> **RECORDS SUPPLIED**

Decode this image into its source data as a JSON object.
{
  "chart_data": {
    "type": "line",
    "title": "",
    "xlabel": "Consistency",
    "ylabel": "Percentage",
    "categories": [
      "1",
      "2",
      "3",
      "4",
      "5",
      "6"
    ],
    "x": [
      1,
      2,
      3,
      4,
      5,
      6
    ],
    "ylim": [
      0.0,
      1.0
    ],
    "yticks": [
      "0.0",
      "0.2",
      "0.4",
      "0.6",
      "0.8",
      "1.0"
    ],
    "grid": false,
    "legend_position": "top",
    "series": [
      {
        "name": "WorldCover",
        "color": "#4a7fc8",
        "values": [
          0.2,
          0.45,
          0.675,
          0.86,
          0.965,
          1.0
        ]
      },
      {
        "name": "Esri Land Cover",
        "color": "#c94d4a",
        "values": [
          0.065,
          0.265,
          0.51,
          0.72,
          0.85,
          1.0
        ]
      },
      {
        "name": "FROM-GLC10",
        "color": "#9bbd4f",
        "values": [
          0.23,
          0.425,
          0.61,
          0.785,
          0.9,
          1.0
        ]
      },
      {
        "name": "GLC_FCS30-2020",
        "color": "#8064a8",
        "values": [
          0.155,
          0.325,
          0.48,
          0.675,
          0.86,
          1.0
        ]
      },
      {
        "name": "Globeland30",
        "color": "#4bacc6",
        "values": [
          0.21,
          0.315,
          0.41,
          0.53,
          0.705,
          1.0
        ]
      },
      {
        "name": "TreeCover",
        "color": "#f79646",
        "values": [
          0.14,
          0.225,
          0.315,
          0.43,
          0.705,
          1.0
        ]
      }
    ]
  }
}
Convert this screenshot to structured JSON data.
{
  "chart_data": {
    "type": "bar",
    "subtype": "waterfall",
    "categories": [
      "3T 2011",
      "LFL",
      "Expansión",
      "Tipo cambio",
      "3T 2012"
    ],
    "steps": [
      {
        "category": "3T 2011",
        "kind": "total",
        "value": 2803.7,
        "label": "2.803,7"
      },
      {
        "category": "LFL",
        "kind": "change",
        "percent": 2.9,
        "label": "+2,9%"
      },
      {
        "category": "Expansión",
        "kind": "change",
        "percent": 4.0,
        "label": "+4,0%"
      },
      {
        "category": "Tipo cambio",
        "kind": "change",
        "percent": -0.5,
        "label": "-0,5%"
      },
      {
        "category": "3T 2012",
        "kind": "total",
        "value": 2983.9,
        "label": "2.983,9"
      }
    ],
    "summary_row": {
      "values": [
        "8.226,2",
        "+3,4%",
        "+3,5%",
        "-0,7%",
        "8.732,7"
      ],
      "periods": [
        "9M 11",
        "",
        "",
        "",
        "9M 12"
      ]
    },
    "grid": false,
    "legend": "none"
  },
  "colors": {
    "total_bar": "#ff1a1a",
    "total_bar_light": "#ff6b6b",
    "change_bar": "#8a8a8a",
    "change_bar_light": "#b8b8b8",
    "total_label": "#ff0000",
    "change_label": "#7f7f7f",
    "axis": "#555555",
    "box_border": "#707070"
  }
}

> **EXERCISE GOAL**
Output the entries exactly.

> **CORRECT ANSWER**
Decode this image into its source data as a JSON object.
{
  "chart_data": {
    "type": "line",
    "title": "",
    "xlabel": "Consistency",
    "ylabel": "Percentage",
    "categories": [
      "1",
      "2",
      "3",
      "4",
      "5",
      "6"
    ],
    "x": [
      1,
      2,
      3,
      4,
      5,
      6
    ],
    "ylim": [
      0.0,
      1.0
    ],
    "yticks": [
      "0.0",
      "0.2",
      "0.4",
      "0.6",
      "0.8",
      "1.0"
    ],
    "grid": false,
    "legend_position": "top",
    "series": [
      {
        "name": "WorldCover",
        "color": "#4a7fc8",
        "values": [
          0.2,
          0.45,
          0.675,
          0.86,
          0.965,
          1.0
        ]
      },
      {
        "name": "Esri Land Cover",
        "color": "#c94d4a",
        "values": [
          0.065,
          0.265,
          0.51,
          0.72,
          0.85,
          1.0
        ]
      },
      {
        "name": "FROM-GLC10",
        "color": "#9bbd4f",
        "values": [
          0.23,
          0.425,
          0.61,
          0.785,
          0.9,
          1.0
        ]
      },
      {
        "name": "GLC_FCS30-2020",
        "color": "#8064a8",
        "values": [
          0.155,
          0.325,
          0.48,
          0.675,
          0.86,
          1.0
        ]
      },
      {
        "name": "Globeland30",
        "color": "#4bacc6",
        "values": [
          0.21,
          0.315,
          0.41,
          0.53,
          0.705,
          1.0
        ]
      },
      {
        "name": "TreeCover",
        "color": "#f79646",
        "values": [
          0.14,
          0.225,
          0.315,
          0.43,
          0.705,
          1.0
        ]
      }
    ]
  }
}
Convert this screenshot to structured JSON data.
{
  "chart_data": {
    "type": "bar",
    "subtype": "waterfall",
    "categories": [
      "3T 2011",
      "LFL",
      "Expansión",
      "Tipo cambio",
      "3T 2012"
    ],
    "steps": [
      {
        "category": "3T 2011",
        "kind": "total",
        "value": 2803.7,
        "label": "2.803,7"
      },
      {
        "category": "LFL",
        "kind": "change",
        "percent": 2.9,
        "label": "+2,9%"
      },
      {
        "category": "Expansión",
        "kind": "change",
        "percent": 4.0,
        "label": "+4,0%"
      },
      {
        "category": "Tipo cambio",
        "kind": "change",
        "percent": -0.5,
        "label": "-0,5%"
      },
      {
        "category": "3T 2012",
        "kind": "total",
        "value": 2983.9,
        "label": "2.983,9"
      }
    ],
    "summary_row": {
      "values": [
        "8.226,2",
        "+3,4%",
        "+3,5%",
        "-0,7%",
        "8.732,7"
      ],
      "periods": [
        "9M 11",
        "",
        "",
        "",
        "9M 12"
      ]
    },
    "grid": false,
    "legend": "none"
  },
  "colors": {
    "total_bar": "#ff1a1a",
    "total_bar_light": "#ff6b6b",
    "change_bar": "#8a8a8a",
    "change_bar_light": "#b8b8b8",
    "total_label": "#ff0000",
    "change_label": "#7f7f7f",
    "axis": "#555555",
    "box_border": "#707070"
  }
}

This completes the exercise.